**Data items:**
┌──

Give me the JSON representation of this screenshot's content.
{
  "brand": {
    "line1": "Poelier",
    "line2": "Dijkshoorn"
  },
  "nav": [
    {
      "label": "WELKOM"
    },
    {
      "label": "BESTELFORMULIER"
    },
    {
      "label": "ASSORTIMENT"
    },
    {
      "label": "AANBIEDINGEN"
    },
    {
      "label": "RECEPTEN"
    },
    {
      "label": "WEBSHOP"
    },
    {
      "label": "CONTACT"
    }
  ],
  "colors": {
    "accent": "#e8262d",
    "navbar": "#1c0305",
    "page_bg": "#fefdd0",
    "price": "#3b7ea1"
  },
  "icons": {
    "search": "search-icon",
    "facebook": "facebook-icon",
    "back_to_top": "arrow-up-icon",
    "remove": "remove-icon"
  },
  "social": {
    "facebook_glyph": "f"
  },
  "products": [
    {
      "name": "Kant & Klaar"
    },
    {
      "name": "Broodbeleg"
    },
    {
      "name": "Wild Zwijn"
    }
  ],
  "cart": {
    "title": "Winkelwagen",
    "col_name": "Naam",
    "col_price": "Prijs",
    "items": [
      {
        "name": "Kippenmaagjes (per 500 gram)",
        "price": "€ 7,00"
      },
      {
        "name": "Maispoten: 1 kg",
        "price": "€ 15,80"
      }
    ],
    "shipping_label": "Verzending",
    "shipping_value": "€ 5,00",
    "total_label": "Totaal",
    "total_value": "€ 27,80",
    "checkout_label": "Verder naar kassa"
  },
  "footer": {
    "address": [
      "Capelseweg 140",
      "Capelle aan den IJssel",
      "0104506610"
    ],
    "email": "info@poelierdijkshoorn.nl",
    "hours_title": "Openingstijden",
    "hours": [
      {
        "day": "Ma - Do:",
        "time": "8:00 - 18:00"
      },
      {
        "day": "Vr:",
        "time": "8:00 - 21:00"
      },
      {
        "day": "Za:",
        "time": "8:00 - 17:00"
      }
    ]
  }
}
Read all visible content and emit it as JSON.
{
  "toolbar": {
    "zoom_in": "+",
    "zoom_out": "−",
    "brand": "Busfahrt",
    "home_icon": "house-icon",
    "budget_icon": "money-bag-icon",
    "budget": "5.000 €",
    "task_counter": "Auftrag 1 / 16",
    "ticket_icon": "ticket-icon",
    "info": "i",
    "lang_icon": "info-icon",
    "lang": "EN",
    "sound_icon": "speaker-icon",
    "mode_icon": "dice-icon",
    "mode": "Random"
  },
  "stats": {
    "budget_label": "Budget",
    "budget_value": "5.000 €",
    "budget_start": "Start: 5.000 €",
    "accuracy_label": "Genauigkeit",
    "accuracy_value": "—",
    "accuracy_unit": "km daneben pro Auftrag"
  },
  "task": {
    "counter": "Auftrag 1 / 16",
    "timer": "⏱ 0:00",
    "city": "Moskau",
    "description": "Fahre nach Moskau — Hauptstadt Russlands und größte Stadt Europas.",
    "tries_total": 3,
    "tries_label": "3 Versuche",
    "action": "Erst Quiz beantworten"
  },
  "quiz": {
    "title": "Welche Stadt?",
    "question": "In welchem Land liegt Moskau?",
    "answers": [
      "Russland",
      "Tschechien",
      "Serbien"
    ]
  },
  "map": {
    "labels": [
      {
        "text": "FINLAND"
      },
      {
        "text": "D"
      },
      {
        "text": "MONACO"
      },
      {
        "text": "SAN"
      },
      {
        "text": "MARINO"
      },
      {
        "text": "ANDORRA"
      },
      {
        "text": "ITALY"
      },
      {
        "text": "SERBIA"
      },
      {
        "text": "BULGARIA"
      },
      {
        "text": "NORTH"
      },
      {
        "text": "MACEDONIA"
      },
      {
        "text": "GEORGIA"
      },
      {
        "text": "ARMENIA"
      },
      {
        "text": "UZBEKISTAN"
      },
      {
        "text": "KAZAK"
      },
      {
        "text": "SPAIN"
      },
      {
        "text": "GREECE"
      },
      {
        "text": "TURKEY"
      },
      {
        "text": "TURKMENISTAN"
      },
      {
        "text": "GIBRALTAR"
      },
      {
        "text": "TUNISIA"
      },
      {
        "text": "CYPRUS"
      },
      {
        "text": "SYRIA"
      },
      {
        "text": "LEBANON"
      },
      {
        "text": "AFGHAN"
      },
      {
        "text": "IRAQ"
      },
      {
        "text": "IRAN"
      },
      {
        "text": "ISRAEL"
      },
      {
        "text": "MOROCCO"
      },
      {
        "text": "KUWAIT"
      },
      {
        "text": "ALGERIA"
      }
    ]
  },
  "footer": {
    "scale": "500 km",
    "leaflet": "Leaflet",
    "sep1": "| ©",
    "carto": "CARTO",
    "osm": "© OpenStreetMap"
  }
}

└──

**Problem statement:** Print the records above exactly as they appear.

**Result for this task:**
Give me the JSON representation of this screenshot's content.
{
  "brand": {
    "line1": "Poelier",
    "line2": "Dijkshoorn"
  },
  "nav": [
    {
      "label": "WELKOM"
    },
    {
      "label": "BESTELFORMULIER"
    },
    {
      "label": "ASSORTIMENT"
    },
    {
      "label": "AANBIEDINGEN"
    },
    {
      "label": "RECEPTEN"
    },
    {
      "label": "WEBSHOP"
    },
    {
      "label": "CONTACT"
    }
  ],
  "colors": {
    "accent": "#e8262d",
    "navbar": "#1c0305",
    "page_bg": "#fefdd0",
    "price": "#3b7ea1"
  },
  "icons": {
    "search": "search-icon",
    "facebook": "facebook-icon",
    "back_to_top": "arrow-up-icon",
    "remove": "remove-icon"
  },
  "social": {
    "facebook_glyph": "f"
  },
  "products": [
    {
      "name": "Kant & Klaar"
    },
    {
      "name": "Broodbeleg"
    },
    {
      "name": "Wild Zwijn"
    }
  ],
  "cart": {
    "title": "Winkelwagen",
    "col_name": "Naam",
    "col_price": "Prijs",
    "items": [
      {
        "name": "Kippenmaagjes (per 500 gram)",
        "price": "€ 7,00"
      },
      {
        "name": "Maispoten: 1 kg",
        "price": "€ 15,80"
      }
    ],
    "shipping_label": "Verzending",
    "shipping_value": "€ 5,00",
    "total_label": "Totaal",
    "total_value": "€ 27,80",
    "checkout_label": "Verder naar kassa"
  },
  "footer": {
    "address": [
      "Capelseweg 140",
      "Capelle aan den IJssel",
      "0104506610"
    ],
    "email": "info@poelierdijkshoorn.nl",
    "hours_title": "Openingstijden",
    "hours": [
      {
        "day": "Ma - Do:",
        "time": "8:00 - 18:00"
      },
      {
        "day": "Vr:",
        "time": "8:00 - 21:00"
      },
      {
        "day": "Za:",
        "time": "8:00 - 17:00"
      }
    ]
  }
}
Read all visible content and emit it as JSON.
{
  "toolbar": {
    "zoom_in": "+",
    "zoom_out": "−",
    "brand": "Busfahrt",
    "home_icon": "house-icon",
    "budget_icon": "money-bag-icon",
    "budget": "5.000 €",
    "task_counter": "Auftrag 1 / 16",
    "ticket_icon": "ticket-icon",
    "info": "i",
    "lang_icon": "info-icon",
    "lang": "EN",
    "sound_icon": "speaker-icon",
    "mode_icon": "dice-icon",
    "mode": "Random"
  },
  "stats": {
    "budget_label": "Budget",
    "budget_value": "5.000 €",
    "budget_start": "Start: 5.000 €",
    "accuracy_label": "Genauigkeit",
    "accuracy_value": "—",
    "accuracy_unit": "km daneben pro Auftrag"
  },
  "task": {
    "counter": "Auftrag 1 / 16",
    "timer": "⏱ 0:00",
    "city": "Moskau",
    "description": "Fahre nach Moskau — Hauptstadt Russlands und größte Stadt Europas.",
    "tries_total": 3,
    "tries_label": "3 Versuche",
    "action": "Erst Quiz beantworten"
  },
  "quiz": {
    "title": "Welche Stadt?",
    "question": "In welchem Land liegt Moskau?",
    "answers": [
      "Russland",
      "Tschechien",
      "Serbien"
    ]
  },
  "map": {
    "labels": [
      {
        "text": "FINLAND"
      },
      {
        "text": "D"
      },
      {
        "text": "MONACO"
      },
      {
        "text": "SAN"
      },
      {
        "text": "MARINO"
      },
      {
        "text": "ANDORRA"
      },
      {
        "text": "ITALY"
      },
      {
        "text": "SERBIA"
      },
      {
        "text": "BULGARIA"
      },
      {
        "text": "NORTH"
      },
      {
        "text": "MACEDONIA"
      },
      {
        "text": "GEORGIA"
      },
      {
        "text": "ARMENIA"
      },
      {
        "text": "UZBEKISTAN"
      },
      {
        "text": "KAZAK"
      },
      {
        "text": "SPAIN"
      },
      {
        "text": "GREECE"
      },
      {
        "text": "TURKEY"
      },
      {
        "text": "TURKMENISTAN"
      },
      {
        "text": "GIBRALTAR"
      },
      {
        "text": "TUNISIA"
      },
      {
        "text": "CYPRUS"
      },
      {
        "text": "SYRIA"
      },
      {
        "text": "LEBANON"
      },
      {
        "text": "AFGHAN"
      },
      {
        "text": "IRAQ"
      },
      {
        "text": "IRAN"
      },
      {
        "text": "ISRAEL"
      },
      {
        "text": "MOROCCO"
      },
      {
        "text": "KUWAIT"
      },
      {
        "text": "ALGERIA"
      }
    ]
  },
  "footer": {
    "scale": "500 km",
    "leaflet": "Leaflet",
    "sep1": "| ©",
    "carto": "CARTO",
    "osm": "© OpenStreetMap"
  }
}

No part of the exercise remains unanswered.